:: THE DATA ::

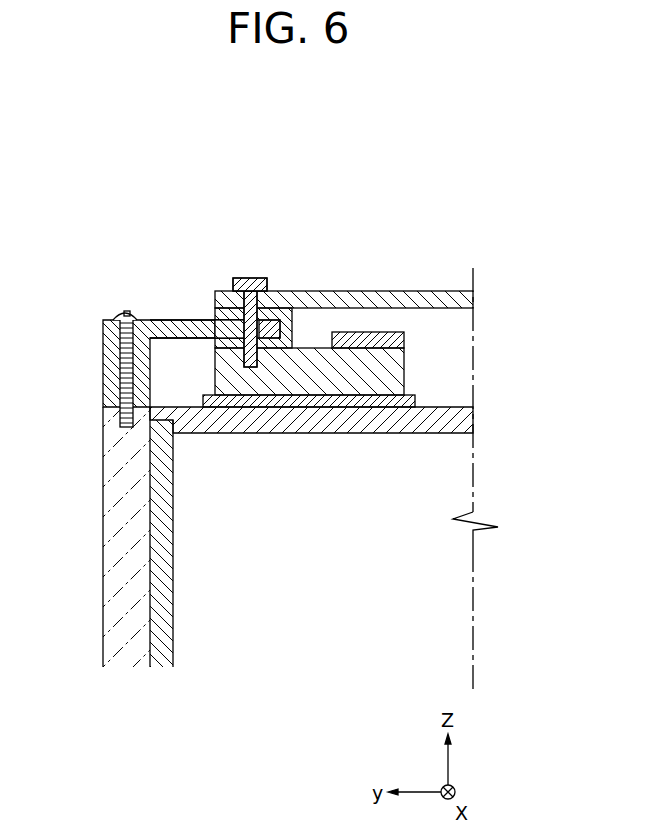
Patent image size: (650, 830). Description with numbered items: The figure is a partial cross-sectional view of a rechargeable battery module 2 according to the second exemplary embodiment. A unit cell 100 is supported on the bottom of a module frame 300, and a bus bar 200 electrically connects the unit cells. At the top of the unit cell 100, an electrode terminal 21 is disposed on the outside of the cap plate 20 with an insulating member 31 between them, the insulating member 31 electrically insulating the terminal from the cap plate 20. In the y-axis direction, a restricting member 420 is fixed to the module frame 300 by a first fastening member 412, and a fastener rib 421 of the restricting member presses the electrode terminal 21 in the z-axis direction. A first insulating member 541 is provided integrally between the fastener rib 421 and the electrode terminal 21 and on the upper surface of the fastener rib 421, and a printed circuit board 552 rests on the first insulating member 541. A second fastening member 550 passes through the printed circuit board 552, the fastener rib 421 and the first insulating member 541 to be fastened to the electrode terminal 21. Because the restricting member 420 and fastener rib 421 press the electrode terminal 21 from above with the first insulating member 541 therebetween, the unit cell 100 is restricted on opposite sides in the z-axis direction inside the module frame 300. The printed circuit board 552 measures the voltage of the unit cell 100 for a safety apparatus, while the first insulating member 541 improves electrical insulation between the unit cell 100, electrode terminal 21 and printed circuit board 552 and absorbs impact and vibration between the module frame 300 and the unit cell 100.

The rechargeable battery module 2 is at (455, 250).
The cap plate 20 is at (457, 420).
The electrode terminal 21 is at (387, 357).
The insulating member 31 is at (422, 403).
The unit cell 100 is at (453, 495).
The bus bar 200 is at (387, 340).
The module frame 300 is at (103, 502).
The first fastening member 412 is at (118, 310).
The restricting member 420 is at (103, 345).
The fastener rib 421 is at (187, 320).
The first insulating member 541 is at (293, 318).
The second fastening member 550 is at (242, 278).
The printed circuit board 552 is at (350, 291).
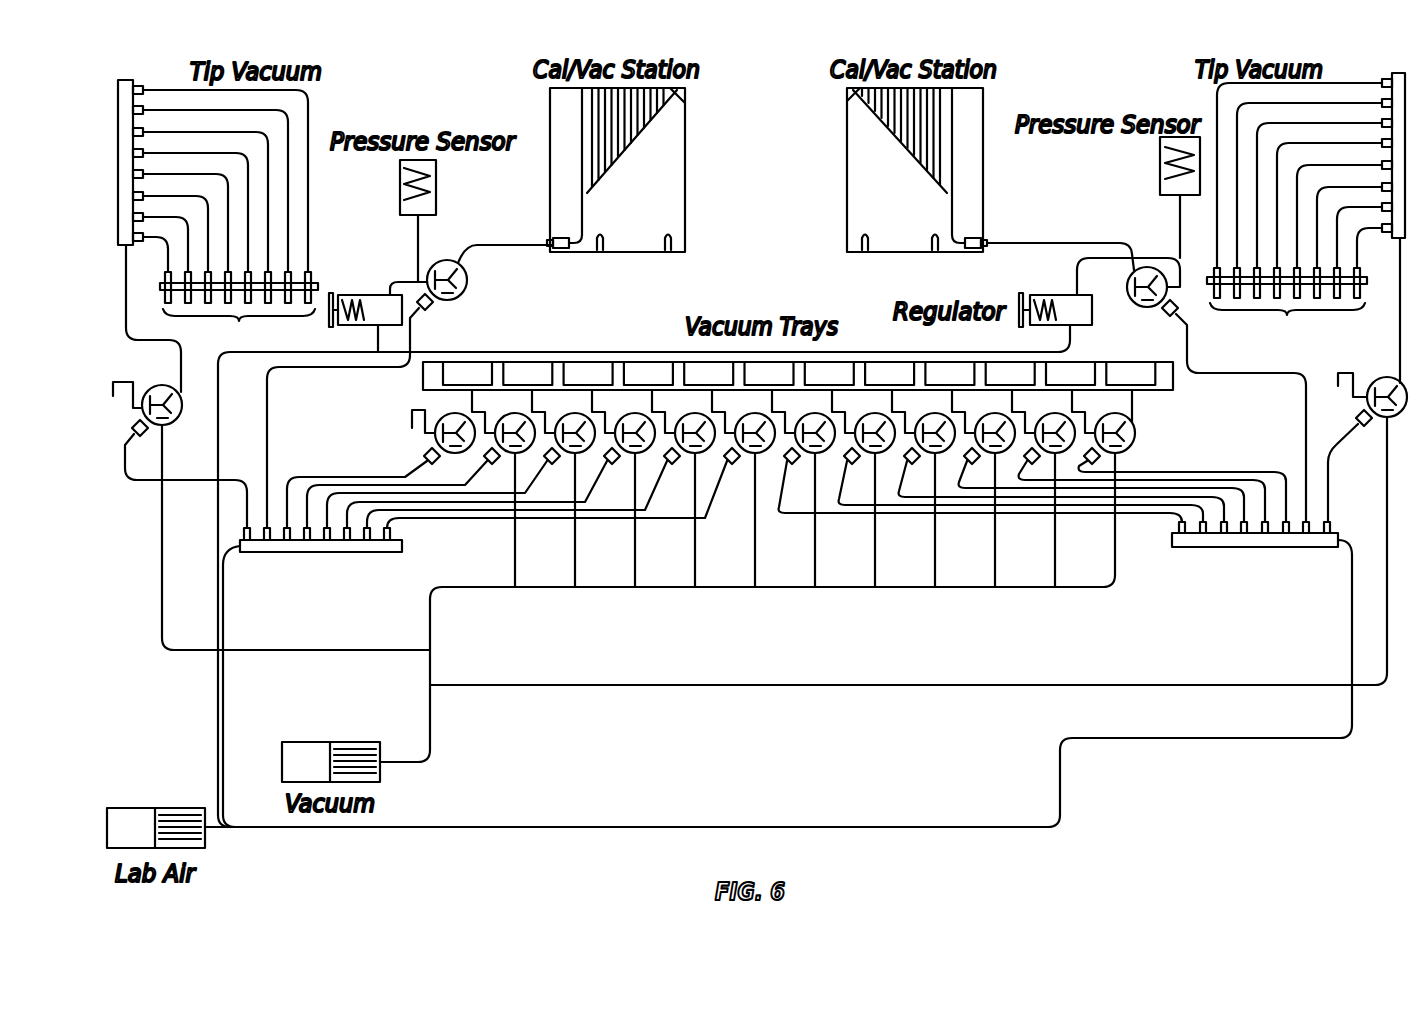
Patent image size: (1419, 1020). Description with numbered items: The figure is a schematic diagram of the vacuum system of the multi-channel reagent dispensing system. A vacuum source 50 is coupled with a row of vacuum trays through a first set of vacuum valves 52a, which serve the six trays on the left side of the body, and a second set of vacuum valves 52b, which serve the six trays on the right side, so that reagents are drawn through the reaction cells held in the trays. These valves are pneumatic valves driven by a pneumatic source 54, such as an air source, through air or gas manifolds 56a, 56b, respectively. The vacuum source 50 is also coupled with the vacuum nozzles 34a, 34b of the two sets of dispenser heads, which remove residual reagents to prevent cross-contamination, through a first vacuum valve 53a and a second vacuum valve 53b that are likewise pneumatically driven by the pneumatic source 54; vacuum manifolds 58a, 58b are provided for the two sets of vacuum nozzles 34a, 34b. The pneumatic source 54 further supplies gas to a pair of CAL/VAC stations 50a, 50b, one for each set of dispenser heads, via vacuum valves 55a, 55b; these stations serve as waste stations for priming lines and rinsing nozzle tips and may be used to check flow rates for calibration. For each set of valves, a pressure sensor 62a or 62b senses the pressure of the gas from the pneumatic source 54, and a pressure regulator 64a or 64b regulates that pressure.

The vacuum nozzles 34a is at (239, 311).
The vacuum nozzles 34b is at (1287, 306).
The vacuum source 50 is at (360, 742).
The CAL/VAC station 50a is at (687, 172).
The CAL/VAC station 50b is at (845, 172).
The first set of vacuum valves 52a is at (440, 421).
The second set of vacuum valves 52b is at (1140, 437).
The first vacuum valve 53a is at (157, 386).
The second vacuum valve 53b is at (1378, 380).
The pneumatic source 54 is at (165, 808).
The vacuum valve 55a is at (455, 299).
The vacuum valve 55b is at (1150, 308).
The air or gas manifold 56a is at (318, 554).
The air or gas manifold 56b is at (1258, 550).
The vacuum manifold 58a is at (128, 80).
The vacuum manifold 58b is at (1398, 73).
The pressure sensor 62a is at (398, 180).
The pressure sensor 62b is at (1158, 172).
The pressure regulator 64a is at (382, 276).
The pressure regulator 64b is at (1060, 295).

:::

__ASSIGNED TASK__
Print every record above exactly, with no pictures.

__OUTPUT OF THE TASK__
Patent image size: (650, 830). Description with numbered items: The figure is a partial cross-sectional view of a rechargeable battery module 2 according to the second exemplary embodiment. A unit cell 100 is supported on the bottom of a module frame 300, and a bus bar 200 electrically connects the unit cells. At the top of the unit cell 100, an electrode terminal 21 is disposed on the outside of the cap plate 20 with an insulating member 31 between them, the insulating member 31 electrically insulating the terminal from the cap plate 20. In the y-axis direction, a restricting member 420 is fixed to the module frame 300 by a first fastening member 412, and a fastener rib 421 of the restricting member presses the electrode terminal 21 in the z-axis direction. A first insulating member 541 is provided integrally between the fastener rib 421 and the electrode terminal 21 and on the upper surface of the fastener rib 421, and a printed circuit board 552 rests on the first insulating member 541. A second fastening member 550 passes through the printed circuit board 552, the fastener rib 421 and the first insulating member 541 to be fastened to the electrode terminal 21. Because the restricting member 420 and fastener rib 421 press the electrode terminal 21 from above with the first insulating member 541 therebetween, the unit cell 100 is restricted on opposite sides in the z-axis direction inside the module frame 300. The printed circuit board 552 measures the voltage of the unit cell 100 for a safety apparatus, while the first insulating member 541 improves electrical insulation between the unit cell 100, electrode terminal 21 and printed circuit board 552 and absorbs impact and vibration between the module frame 300 and the unit cell 100.

The rechargeable battery module 2 is at (455, 250).
The cap plate 20 is at (457, 420).
The electrode terminal 21 is at (387, 357).
The insulating member 31 is at (422, 403).
The unit cell 100 is at (453, 495).
The bus bar 200 is at (387, 340).
The module frame 300 is at (103, 502).
The first fastening member 412 is at (118, 310).
The restricting member 420 is at (103, 345).
The fastener rib 421 is at (187, 320).
The first insulating member 541 is at (293, 318).
The second fastening member 550 is at (242, 278).
The printed circuit board 552 is at (350, 291).
Patent image size: (1419, 1020). Description with numbered items: The figure is a schematic diagram of the vacuum system of the multi-channel reagent dispensing system. A vacuum source 50 is coupled with a row of vacuum trays through a first set of vacuum valves 52a, which serve the six trays on the left side of the body, and a second set of vacuum valves 52b, which serve the six trays on the right side, so that reagents are drawn through the reaction cells held in the trays. These valves are pneumatic valves driven by a pneumatic source 54, such as an air source, through air or gas manifolds 56a, 56b, respectively. The vacuum source 50 is also coupled with the vacuum nozzles 34a, 34b of the two sets of dispenser heads, which remove residual reagents to prevent cross-contamination, through a first vacuum valve 53a and a second vacuum valve 53b that are likewise pneumatically driven by the pneumatic source 54; vacuum manifolds 58a, 58b are provided for the two sets of vacuum nozzles 34a, 34b. The pneumatic source 54 further supplies gas to a pair of CAL/VAC stations 50a, 50b, one for each set of dispenser heads, via vacuum valves 55a, 55b; these stations serve as waste stations for priming lines and rinsing nozzle tips and may be used to check flow rates for calibration. For each set of valves, a pressure sensor 62a or 62b senses the pressure of the gas from the pneumatic source 54, and a pressure regulator 64a or 64b regulates that pressure.

The vacuum nozzles 34a is at (239, 311).
The vacuum nozzles 34b is at (1287, 306).
The vacuum source 50 is at (360, 742).
The CAL/VAC station 50a is at (687, 172).
The CAL/VAC station 50b is at (845, 172).
The first set of vacuum valves 52a is at (440, 421).
The second set of vacuum valves 52b is at (1140, 437).
The first vacuum valve 53a is at (157, 386).
The second vacuum valve 53b is at (1378, 380).
The pneumatic source 54 is at (165, 808).
The vacuum valve 55a is at (455, 299).
The vacuum valve 55b is at (1150, 308).
The air or gas manifold 56a is at (318, 554).
The air or gas manifold 56b is at (1258, 550).
The vacuum manifold 58a is at (128, 80).
The vacuum manifold 58b is at (1398, 73).
The pressure sensor 62a is at (398, 180).
The pressure sensor 62b is at (1158, 172).
The pressure regulator 64a is at (382, 276).
The pressure regulator 64b is at (1060, 295).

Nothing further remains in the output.